__TASK BRIEF__:
Look for "research" in the listing below. Gather each line that contains it.
☆ ☆ ☆ ☆
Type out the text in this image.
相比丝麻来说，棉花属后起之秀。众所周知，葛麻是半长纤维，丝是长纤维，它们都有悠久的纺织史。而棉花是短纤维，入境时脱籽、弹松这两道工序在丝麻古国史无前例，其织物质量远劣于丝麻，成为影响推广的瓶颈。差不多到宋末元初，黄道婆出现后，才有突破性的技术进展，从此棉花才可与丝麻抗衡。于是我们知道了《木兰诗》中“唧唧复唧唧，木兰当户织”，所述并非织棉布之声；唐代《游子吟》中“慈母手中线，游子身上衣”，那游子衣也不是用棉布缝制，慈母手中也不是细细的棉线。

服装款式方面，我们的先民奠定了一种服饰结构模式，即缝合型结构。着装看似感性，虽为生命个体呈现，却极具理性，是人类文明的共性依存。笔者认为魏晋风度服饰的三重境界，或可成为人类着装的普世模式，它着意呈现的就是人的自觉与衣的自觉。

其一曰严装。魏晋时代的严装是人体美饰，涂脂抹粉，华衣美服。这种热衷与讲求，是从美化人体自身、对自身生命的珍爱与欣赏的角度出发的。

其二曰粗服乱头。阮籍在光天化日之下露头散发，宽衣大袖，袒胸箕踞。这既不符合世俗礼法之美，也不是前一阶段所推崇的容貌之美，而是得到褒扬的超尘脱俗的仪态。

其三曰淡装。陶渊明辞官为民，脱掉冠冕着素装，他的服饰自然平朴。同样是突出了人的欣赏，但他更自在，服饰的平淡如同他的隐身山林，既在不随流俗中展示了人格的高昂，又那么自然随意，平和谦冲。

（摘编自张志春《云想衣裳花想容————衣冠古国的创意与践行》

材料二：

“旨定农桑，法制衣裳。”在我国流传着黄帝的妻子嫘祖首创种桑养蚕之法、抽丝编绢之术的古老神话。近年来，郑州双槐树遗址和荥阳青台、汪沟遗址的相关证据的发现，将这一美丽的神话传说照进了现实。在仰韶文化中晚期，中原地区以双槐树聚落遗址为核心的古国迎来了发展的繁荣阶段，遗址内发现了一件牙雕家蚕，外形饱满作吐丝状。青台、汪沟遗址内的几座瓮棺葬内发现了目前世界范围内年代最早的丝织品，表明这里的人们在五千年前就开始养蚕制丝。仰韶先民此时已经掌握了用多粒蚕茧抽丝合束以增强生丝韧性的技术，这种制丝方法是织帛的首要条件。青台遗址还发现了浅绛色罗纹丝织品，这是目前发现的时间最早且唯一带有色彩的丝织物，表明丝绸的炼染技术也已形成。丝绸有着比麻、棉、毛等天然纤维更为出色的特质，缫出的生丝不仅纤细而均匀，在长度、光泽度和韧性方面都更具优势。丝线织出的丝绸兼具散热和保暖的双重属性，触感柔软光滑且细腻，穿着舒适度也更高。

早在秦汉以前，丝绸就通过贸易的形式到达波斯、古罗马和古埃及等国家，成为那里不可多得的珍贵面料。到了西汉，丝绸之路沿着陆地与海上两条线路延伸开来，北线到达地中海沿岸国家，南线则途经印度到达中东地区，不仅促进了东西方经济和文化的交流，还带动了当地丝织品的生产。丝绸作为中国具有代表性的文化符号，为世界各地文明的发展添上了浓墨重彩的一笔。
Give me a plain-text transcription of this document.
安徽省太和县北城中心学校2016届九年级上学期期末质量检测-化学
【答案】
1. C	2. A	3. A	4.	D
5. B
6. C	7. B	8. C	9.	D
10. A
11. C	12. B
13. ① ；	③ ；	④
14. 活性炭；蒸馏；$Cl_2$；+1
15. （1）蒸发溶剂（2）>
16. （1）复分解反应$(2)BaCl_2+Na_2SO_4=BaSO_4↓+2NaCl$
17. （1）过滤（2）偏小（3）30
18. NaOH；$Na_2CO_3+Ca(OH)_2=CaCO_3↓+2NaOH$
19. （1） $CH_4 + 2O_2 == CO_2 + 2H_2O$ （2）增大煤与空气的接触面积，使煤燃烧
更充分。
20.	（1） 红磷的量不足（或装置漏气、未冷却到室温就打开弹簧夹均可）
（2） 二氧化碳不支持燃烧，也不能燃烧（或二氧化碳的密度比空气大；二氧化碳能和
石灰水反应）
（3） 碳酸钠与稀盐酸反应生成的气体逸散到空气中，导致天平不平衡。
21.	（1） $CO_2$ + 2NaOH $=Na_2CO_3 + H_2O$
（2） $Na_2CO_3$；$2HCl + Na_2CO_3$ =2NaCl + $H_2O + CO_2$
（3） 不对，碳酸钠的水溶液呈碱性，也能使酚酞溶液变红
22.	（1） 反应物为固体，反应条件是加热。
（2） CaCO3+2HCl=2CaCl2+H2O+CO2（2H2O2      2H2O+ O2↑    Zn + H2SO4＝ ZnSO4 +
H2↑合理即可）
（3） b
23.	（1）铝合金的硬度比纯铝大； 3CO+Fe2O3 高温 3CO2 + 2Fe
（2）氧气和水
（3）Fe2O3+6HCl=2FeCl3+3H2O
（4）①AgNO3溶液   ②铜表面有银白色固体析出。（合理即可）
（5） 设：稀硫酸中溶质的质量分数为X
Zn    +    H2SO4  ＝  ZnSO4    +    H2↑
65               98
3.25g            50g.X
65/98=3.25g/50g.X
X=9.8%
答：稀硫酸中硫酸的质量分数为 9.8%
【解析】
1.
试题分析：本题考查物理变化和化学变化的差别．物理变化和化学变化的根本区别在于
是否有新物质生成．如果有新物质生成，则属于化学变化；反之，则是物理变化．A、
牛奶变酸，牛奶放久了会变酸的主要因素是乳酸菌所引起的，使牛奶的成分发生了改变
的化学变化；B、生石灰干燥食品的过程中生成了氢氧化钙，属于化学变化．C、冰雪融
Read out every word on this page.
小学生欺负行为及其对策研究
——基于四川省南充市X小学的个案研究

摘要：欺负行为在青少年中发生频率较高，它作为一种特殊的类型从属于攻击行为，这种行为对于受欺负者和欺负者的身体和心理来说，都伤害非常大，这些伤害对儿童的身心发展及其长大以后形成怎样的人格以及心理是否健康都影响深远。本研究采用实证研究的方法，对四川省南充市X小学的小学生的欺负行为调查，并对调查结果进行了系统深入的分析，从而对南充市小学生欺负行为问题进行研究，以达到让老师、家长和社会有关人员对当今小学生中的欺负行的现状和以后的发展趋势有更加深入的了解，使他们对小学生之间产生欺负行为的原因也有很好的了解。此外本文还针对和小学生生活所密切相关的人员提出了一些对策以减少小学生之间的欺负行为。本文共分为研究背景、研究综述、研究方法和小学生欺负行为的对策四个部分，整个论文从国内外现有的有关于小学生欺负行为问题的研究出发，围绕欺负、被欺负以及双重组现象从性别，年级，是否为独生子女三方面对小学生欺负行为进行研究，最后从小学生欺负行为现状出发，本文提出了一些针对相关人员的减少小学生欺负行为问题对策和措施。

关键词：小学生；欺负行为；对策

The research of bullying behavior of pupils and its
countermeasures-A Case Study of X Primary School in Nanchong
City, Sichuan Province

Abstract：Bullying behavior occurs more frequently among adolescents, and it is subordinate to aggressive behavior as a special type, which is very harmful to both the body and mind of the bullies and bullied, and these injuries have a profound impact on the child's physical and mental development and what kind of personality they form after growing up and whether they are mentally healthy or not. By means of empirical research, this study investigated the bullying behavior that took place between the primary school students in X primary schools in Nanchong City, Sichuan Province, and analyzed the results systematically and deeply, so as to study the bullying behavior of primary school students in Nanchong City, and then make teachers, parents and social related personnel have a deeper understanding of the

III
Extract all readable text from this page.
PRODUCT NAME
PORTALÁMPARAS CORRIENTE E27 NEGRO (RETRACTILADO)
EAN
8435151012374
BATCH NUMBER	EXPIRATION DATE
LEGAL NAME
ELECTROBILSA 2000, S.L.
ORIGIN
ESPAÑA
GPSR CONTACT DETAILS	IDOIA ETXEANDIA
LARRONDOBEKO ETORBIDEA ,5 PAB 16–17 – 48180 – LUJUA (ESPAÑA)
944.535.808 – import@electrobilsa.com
☆ ☆ ☆ ☆
__TASK SOLUTION__:
The research of bullying behavior of pupils and its
Abstract：Bullying behavior occurs more frequently among adolescents, and it is subordinate to aggressive behavior as a special type, which is very harmful to both the body and mind of the bullies and bullied, and these injuries have a profound impact on the child's physical and mental development and what kind of personality they form after growing up and whether they are mentally healthy or not. By means of empirical research, this study investigated the bullying behavior that took place between the primary school students in X primary schools in Nanchong City, Sichuan Province, and analyzed the results systematically and deeply, so as to study the bullying behavior of primary school students in Nanchong City, and then make teachers, parents and social related personnel have a deeper understanding of the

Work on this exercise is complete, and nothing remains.